-------- RECORD LIST
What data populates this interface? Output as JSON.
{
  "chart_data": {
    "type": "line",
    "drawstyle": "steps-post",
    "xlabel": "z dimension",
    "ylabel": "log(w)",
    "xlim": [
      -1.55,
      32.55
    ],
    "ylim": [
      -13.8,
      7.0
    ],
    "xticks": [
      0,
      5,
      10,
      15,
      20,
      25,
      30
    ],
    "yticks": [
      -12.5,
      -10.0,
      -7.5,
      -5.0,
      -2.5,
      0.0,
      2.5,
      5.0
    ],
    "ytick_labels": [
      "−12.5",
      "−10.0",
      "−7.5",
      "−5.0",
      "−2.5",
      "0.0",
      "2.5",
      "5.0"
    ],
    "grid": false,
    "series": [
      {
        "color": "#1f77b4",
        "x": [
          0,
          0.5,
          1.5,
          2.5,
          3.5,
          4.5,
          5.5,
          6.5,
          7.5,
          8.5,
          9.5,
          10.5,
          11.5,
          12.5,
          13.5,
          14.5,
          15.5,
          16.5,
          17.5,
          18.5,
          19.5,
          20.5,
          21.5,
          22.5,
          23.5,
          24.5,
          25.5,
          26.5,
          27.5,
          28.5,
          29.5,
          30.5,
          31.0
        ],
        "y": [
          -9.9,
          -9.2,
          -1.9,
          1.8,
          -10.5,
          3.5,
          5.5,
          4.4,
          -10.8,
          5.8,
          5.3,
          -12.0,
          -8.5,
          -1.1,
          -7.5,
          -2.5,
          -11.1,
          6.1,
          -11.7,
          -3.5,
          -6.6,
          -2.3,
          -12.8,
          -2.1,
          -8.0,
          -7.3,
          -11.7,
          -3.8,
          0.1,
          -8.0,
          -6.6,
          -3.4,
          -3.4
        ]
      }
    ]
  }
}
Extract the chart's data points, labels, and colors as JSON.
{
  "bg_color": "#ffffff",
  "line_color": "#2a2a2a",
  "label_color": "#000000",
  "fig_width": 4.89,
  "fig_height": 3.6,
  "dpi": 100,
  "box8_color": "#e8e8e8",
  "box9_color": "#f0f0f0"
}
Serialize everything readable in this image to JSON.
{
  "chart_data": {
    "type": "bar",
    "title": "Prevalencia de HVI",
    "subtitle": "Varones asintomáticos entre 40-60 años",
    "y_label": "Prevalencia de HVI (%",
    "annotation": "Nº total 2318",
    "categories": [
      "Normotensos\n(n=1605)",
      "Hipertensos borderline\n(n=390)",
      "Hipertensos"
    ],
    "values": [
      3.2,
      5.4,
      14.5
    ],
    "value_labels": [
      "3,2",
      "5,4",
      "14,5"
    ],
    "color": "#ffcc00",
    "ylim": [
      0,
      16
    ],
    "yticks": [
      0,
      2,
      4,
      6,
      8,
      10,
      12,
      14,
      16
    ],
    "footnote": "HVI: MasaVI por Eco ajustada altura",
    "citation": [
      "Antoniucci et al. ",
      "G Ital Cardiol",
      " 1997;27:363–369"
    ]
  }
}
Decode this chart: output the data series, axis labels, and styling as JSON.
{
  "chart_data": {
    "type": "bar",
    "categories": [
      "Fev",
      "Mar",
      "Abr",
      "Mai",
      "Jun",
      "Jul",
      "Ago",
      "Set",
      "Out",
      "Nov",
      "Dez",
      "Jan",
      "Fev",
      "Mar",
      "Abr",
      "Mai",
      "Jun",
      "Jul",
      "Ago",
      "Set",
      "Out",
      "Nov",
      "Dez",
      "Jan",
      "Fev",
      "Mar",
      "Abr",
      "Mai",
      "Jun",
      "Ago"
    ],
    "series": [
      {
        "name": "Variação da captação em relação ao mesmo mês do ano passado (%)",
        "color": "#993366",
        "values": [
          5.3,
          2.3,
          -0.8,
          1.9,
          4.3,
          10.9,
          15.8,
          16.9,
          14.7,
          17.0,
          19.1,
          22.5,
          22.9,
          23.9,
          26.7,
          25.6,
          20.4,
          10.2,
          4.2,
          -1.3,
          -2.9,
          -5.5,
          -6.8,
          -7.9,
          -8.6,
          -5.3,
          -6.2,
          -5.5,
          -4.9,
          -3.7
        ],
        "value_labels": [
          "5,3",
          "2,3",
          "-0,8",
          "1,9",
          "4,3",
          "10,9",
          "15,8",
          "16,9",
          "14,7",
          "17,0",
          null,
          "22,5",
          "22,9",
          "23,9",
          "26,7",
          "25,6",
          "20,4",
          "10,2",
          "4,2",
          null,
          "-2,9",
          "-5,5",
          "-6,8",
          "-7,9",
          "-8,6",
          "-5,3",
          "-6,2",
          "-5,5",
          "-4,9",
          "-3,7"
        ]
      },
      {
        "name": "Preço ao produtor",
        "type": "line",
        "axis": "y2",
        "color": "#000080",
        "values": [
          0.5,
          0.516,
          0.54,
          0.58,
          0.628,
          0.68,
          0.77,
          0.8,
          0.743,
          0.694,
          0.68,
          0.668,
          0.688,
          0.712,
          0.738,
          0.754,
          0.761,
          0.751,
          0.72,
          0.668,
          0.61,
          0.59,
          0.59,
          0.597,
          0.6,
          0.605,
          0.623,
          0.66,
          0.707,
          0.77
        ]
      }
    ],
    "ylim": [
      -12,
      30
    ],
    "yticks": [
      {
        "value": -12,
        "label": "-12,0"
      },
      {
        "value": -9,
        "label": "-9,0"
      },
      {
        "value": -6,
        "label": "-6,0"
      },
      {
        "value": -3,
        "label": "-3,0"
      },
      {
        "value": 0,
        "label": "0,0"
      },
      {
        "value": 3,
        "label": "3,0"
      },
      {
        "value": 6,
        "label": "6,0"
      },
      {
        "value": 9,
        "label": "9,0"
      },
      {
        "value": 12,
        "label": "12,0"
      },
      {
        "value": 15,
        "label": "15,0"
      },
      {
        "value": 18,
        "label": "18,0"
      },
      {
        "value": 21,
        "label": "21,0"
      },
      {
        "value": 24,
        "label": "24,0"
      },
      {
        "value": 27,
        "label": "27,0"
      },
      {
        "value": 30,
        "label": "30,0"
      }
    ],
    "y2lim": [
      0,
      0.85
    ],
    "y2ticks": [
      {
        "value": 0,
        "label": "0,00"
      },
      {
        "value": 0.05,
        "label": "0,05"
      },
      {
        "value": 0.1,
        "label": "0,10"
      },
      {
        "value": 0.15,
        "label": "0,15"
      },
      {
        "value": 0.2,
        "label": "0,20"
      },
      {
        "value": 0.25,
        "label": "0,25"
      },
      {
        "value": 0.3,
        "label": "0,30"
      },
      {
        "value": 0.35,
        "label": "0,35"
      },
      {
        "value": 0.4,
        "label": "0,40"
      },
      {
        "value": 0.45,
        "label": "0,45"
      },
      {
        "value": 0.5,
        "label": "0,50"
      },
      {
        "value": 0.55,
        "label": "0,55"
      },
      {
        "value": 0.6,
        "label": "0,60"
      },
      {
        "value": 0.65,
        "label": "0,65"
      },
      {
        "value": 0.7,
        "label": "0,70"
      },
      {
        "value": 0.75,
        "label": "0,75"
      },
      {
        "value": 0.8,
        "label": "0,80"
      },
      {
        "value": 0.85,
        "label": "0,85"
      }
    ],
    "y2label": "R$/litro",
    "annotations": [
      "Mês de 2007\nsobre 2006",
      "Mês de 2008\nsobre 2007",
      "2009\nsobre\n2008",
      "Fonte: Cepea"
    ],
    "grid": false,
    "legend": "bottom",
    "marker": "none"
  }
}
----------------
■ EXERCISE REQUIREMENTS ■
Keep only the lines that hold the string "this", and copy them out.

■ EXERCISE RESULT ■
What data populates this interface? Output as JSON.
Serialize everything readable in this image to JSON.
Decode this chart: output the data series, axis labels, and styling as JSON.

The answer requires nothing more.